#### Supplied passage
Sure, we might write it differently today.  But we probably still
wouldn't use xasprintf.

That said, avoiding code churn is a benefit.  If you have working
code, the only reason to change it is to make it faster or remove
bugs.  If you don't do that, the only meaningful effect of changing
existing working code would be to possibly break it.  If code works,
leave it alone.  This code base is not intended as an example for how
to write good code.  It's intended to work.


> 2) Fixing the check of the return value of mktemp()

>

> The current code calls abort() if mktemp() returns NULL. Now read the

> glibc man page of mktemp():

>

> RETURN VALUE

>        The  mktemp()  function always returns template.  If a unique

> name was created, the last six bytes of template will have been modi‐

>        fied in such a way that the resulting name is unique (i.e., does

> not exist already) If a unique name could not be created, template

>        is made an empty string, and errno is set to indicate the error.

>

> a) mktemp() never returns NULL, so the check is wrong.

>

> b) choose_temp_base() either returns a temporary file name OR an empty

> string

>

> c) the documentation of choose_temp_base() does not reflect this

> behavior (it says "Return a prefix for temporary file names or NULL if

> unable to find one").

#### Brief 1
Please repeat the listing lines starting at the line containing "zoom-in-button[interactable]: +: [951, 502, 957, 516]" and ending at the line containing "column-header-n[interactable]: N: [796, 20, 828, 33]", both included.

#### Data for the task
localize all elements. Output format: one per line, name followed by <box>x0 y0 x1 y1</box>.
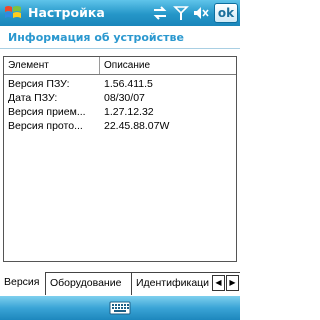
bottom-bar <box>0 296 240 320</box>
connectivity-icon[interactable] <box>152 5 168 21</box>
app-title: Настройка <box>28 5 105 20</box>
item-name: Дата ПЗУ: <box>8 92 58 104</box>
tab-version[interactable]: Версия <box>0 272 46 295</box>
item-name: Версия прото... <box>8 120 83 132</box>
tab-scroll-right-button[interactable]: ▶ <box>226 275 239 291</box>
header-divider <box>0 48 240 49</box>
windows-flag-icon[interactable] <box>3 3 23 23</box>
item-value: 22.45.88.07W <box>104 120 170 132</box>
item-name: Версия ПЗУ: <box>8 78 70 90</box>
list-item[interactable]: Версия ПЗУ: 1.56.411.5 <box>4 77 236 91</box>
list-item[interactable]: Версия прием... 1.27.12.32 <box>4 105 236 119</box>
signal-antenna-icon[interactable] <box>173 5 189 21</box>
page-title: Информация об устройстве <box>8 31 184 44</box>
ok-button[interactable]: ok <box>214 3 238 23</box>
item-value: 1.27.12.32 <box>104 106 154 118</box>
device-info-list[interactable]: Элемент Описание Версия ПЗУ: 1.56.411.5 … <box>3 56 237 262</box>
tab-scroll-left-button[interactable]: ◀ <box>212 275 225 291</box>
list-item[interactable]: Версия прото... 22.45.88.07W <box>4 119 236 133</box>
column-header-element[interactable]: Элемент <box>4 57 100 74</box>
volume-muted-icon[interactable] <box>193 5 209 21</box>
keyboard-icon[interactable] <box>109 300 131 316</box>
item-value: 08/30/07 <box>104 92 145 104</box>
tab-identification[interactable]: Идентификаци <box>132 273 210 295</box>
page-header: Информация об устройстве <box>0 26 240 50</box>
list-header: Элемент Описание <box>4 57 236 75</box>
item-value: 1.56.411.5 <box>104 78 153 90</box>
title-bar: Настройка ok <box>0 0 240 26</box>
item-name: Версия прием... <box>8 106 86 118</box>
tab-hardware[interactable]: Оборудование <box>46 273 132 295</box>
tab-strip: Версия Оборудование Идентификаци ◀ ▶ <box>0 272 240 296</box>
list-item[interactable]: Дата ПЗУ: 08/30/07 <box>4 91 236 105</box>
column-header-description[interactable]: Описание <box>100 57 236 74</box>
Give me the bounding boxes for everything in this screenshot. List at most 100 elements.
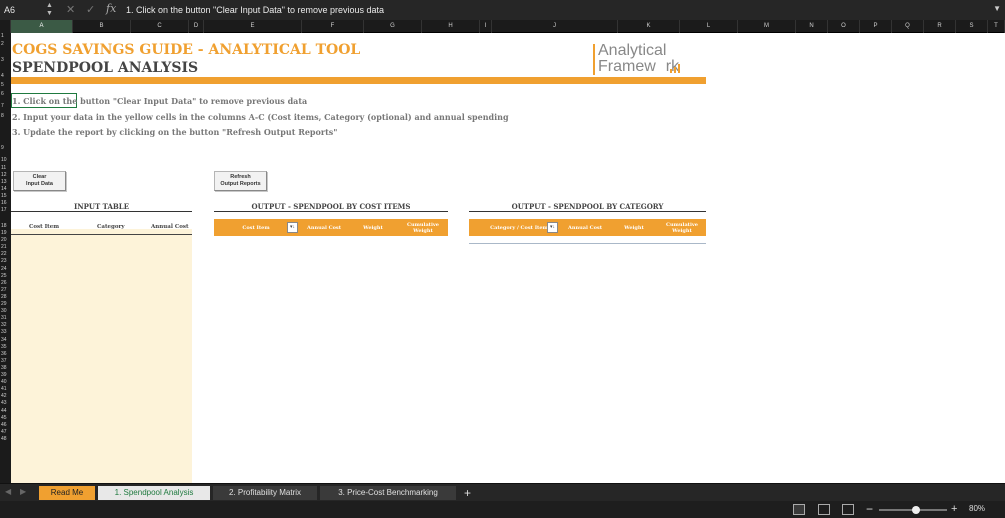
zoom-in-button[interactable]: +: [951, 502, 957, 516]
row-header-9[interactable]: 9: [0, 145, 11, 152]
select-all-corner[interactable]: [0, 20, 11, 33]
column-header-m[interactable]: M: [738, 20, 796, 33]
row-header-3[interactable]: 3: [0, 57, 11, 64]
column-header-a[interactable]: A: [11, 20, 73, 33]
row-header-33[interactable]: 33: [0, 329, 11, 336]
row-header-2[interactable]: 2: [0, 41, 11, 48]
column-header-p[interactable]: P: [860, 20, 892, 33]
column-header-j[interactable]: J: [492, 20, 618, 33]
row-header-19[interactable]: 19: [0, 230, 11, 237]
row-header-32[interactable]: 32: [0, 322, 11, 329]
tab-read-me[interactable]: Read Me: [39, 486, 95, 500]
row-header-38[interactable]: 38: [0, 365, 11, 372]
column-header-r[interactable]: R: [924, 20, 956, 33]
row-header-16[interactable]: 16: [0, 200, 11, 207]
input-table-body[interactable]: [11, 229, 192, 483]
column-header-h[interactable]: H: [422, 20, 480, 33]
column-header-e[interactable]: E: [204, 20, 302, 33]
column-header-n[interactable]: N: [796, 20, 828, 33]
column-header-l[interactable]: L: [680, 20, 738, 33]
row-header-5[interactable]: 5: [0, 82, 11, 89]
column-header-d[interactable]: D: [189, 20, 204, 33]
column-header-b[interactable]: B: [73, 20, 131, 33]
tab-price-cost-benchmarking[interactable]: 3. Price-Cost Benchmarking: [320, 486, 456, 500]
add-sheet-button[interactable]: +: [464, 485, 471, 501]
row-header-30[interactable]: 30: [0, 308, 11, 315]
row-header-39[interactable]: 39: [0, 372, 11, 379]
row-header-45[interactable]: 45: [0, 415, 11, 422]
row-header-17[interactable]: 17: [0, 207, 11, 214]
row-header-21[interactable]: 21: [0, 244, 11, 251]
tab-profitability-matrix[interactable]: 2. Profitability Matrix: [213, 486, 317, 500]
row-header-14[interactable]: 14: [0, 186, 11, 193]
sheet-tab-bar: ◀ ▶ Read Me 1. Spendpool Analysis 2. Pro…: [0, 483, 1005, 501]
spreadsheet-app: A 6 ▲ ▼ ✕ ✓ fx 1. Click on the button "Cle…: [0, 0, 1005, 518]
row-header-25[interactable]: 25: [0, 273, 11, 280]
row-header-36[interactable]: 36: [0, 351, 11, 358]
tab-spendpool-analysis[interactable]: 1. Spendpool Analysis: [98, 486, 210, 500]
tab-scroll-right-icon[interactable]: ▶: [20, 487, 26, 496]
row-header-46[interactable]: 46: [0, 422, 11, 429]
row-header-40[interactable]: 40: [0, 379, 11, 386]
row-header-15[interactable]: 15: [0, 193, 11, 200]
row-header-31[interactable]: 31: [0, 315, 11, 322]
column-header-c[interactable]: C: [131, 20, 189, 33]
row-header-24[interactable]: 24: [0, 266, 11, 273]
confirm-icon[interactable]: ✓: [86, 3, 95, 17]
row-header-7[interactable]: 7: [0, 103, 11, 110]
refresh-button-label-1: Refresh: [230, 174, 251, 180]
clear-input-data-button[interactable]: Clear Input Data: [13, 171, 66, 191]
filter-dropdown-icon[interactable]: ▾↓: [547, 222, 558, 233]
column-header-k[interactable]: K: [618, 20, 680, 33]
row-header-1[interactable]: 1: [0, 33, 11, 40]
function-icon[interactable]: fx: [106, 2, 116, 15]
cost-items-header-cumulative-weight: Cumulative Weight: [407, 221, 439, 234]
row-header-29[interactable]: 29: [0, 301, 11, 308]
row-headers: 1 2 3 4 5 6 7 8 9 10 11 12 13 14 15 16 17 18 19 20 21 22 23 24 2…: [0, 33, 11, 483]
normal-view-icon[interactable]: [793, 504, 805, 515]
row-header-26[interactable]: 26: [0, 280, 11, 287]
column-header-g[interactable]: G: [364, 20, 422, 33]
row-header-11[interactable]: 11: [0, 165, 11, 172]
filter-dropdown-icon[interactable]: ▾↓: [287, 222, 298, 233]
row-header-18[interactable]: 18: [0, 223, 11, 230]
row-header-10[interactable]: 10: [0, 157, 11, 164]
column-header-t[interactable]: T: [988, 20, 1005, 33]
row-header-44[interactable]: 44: [0, 408, 11, 415]
row-header-47[interactable]: 47: [0, 429, 11, 436]
row-header-6[interactable]: 6: [0, 91, 11, 98]
row-header-12[interactable]: 12: [0, 172, 11, 179]
tab-scroll-left-icon[interactable]: ◀: [5, 487, 11, 496]
name-box-stepper-icon[interactable]: ▲ ▼: [46, 2, 53, 18]
page-layout-view-icon[interactable]: [818, 504, 830, 515]
row-header-8[interactable]: 8: [0, 113, 11, 120]
row-header-13[interactable]: 13: [0, 179, 11, 186]
row-header-20[interactable]: 20: [0, 237, 11, 244]
row-header-27[interactable]: 27: [0, 287, 11, 294]
formula-input[interactable]: 1. Click on the button "Clear Input Data…: [120, 2, 990, 18]
row-header-22[interactable]: 22: [0, 251, 11, 258]
row-header-23[interactable]: 23: [0, 258, 11, 265]
column-header-i[interactable]: I: [480, 20, 492, 33]
row-header-48[interactable]: 48: [0, 436, 11, 443]
column-header-o[interactable]: O: [828, 20, 860, 33]
zoom-slider[interactable]: [879, 506, 947, 514]
row-header-4[interactable]: 4: [0, 73, 11, 80]
row-header-42[interactable]: 42: [0, 393, 11, 400]
cancel-icon[interactable]: ✕: [66, 3, 75, 17]
column-header-s[interactable]: S: [956, 20, 988, 33]
row-header-34[interactable]: 34: [0, 337, 11, 344]
worksheet-grid[interactable]: COGS SAVINGS GUIDE - ANALYTICAL TOOL SPE…: [11, 33, 1005, 483]
row-header-37[interactable]: 37: [0, 358, 11, 365]
page-break-view-icon[interactable]: [842, 504, 854, 515]
row-header-35[interactable]: 35: [0, 344, 11, 351]
row-header-43[interactable]: 43: [0, 400, 11, 407]
row-header-41[interactable]: 41: [0, 386, 11, 393]
zoom-slider-thumb[interactable]: [912, 506, 921, 514]
refresh-output-reports-button[interactable]: Refresh Output Reports: [214, 171, 267, 191]
zoom-out-button[interactable]: −: [866, 502, 873, 516]
chevron-down-icon[interactable]: ▼: [993, 4, 1001, 13]
row-header-28[interactable]: 28: [0, 294, 11, 301]
column-header-f[interactable]: F: [302, 20, 364, 33]
column-header-q[interactable]: Q: [892, 20, 924, 33]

#### Brief 2
Copy the mktemp thread word for word, starting at "Sure, we might" and ending at "value of mktemp()".

#### Answer 1
zoom-in-button[interactable]: +: [951, 502, 957, 516]
row-header-9[interactable]: 9: [0, 145, 11, 152]
select-all-corner[interactable]: [0, 20, 11, 33]
column-header-m[interactable]: M: [738, 20, 796, 33]
row-header-3[interactable]: 3: [0, 57, 11, 64]
column-header-a[interactable]: A: [11, 20, 73, 33]
row-header-33[interactable]: 33: [0, 329, 11, 336]
row-header-2[interactable]: 2: [0, 41, 11, 48]
column-header-p[interactable]: P: [860, 20, 892, 33]
column-header-j[interactable]: J: [492, 20, 618, 33]
row-header-19[interactable]: 19: [0, 230, 11, 237]
row-header-32[interactable]: 32: [0, 322, 11, 329]
tab-read-me[interactable]: Read Me: [39, 486, 95, 500]
row-header-38[interactable]: 38: [0, 365, 11, 372]
column-header-r[interactable]: R: [924, 20, 956, 33]
row-header-16[interactable]: 16: [0, 200, 11, 207]
input-table-body[interactable]: [11, 229, 192, 483]
column-header-h[interactable]: H: [422, 20, 480, 33]
column-header-e[interactable]: E: [204, 20, 302, 33]
column-header-n[interactable]: N: [796, 20, 828, 33]

#### Answer 2
Sure, we might write it differently today.  But we probably still
wouldn't use xasprintf.

That said, avoiding code churn is a benefit.  If you have working
code, the only reason to change it is to make it faster or remove
bugs.  If you don't do that, the only meaningful effect of changing
existing working code would be to possibly break it.  If code works,
leave it alone.  This code base is not intended as an example for how
to write good code.  It's intended to work.


> 2) Fixing the check of the return value of mktemp()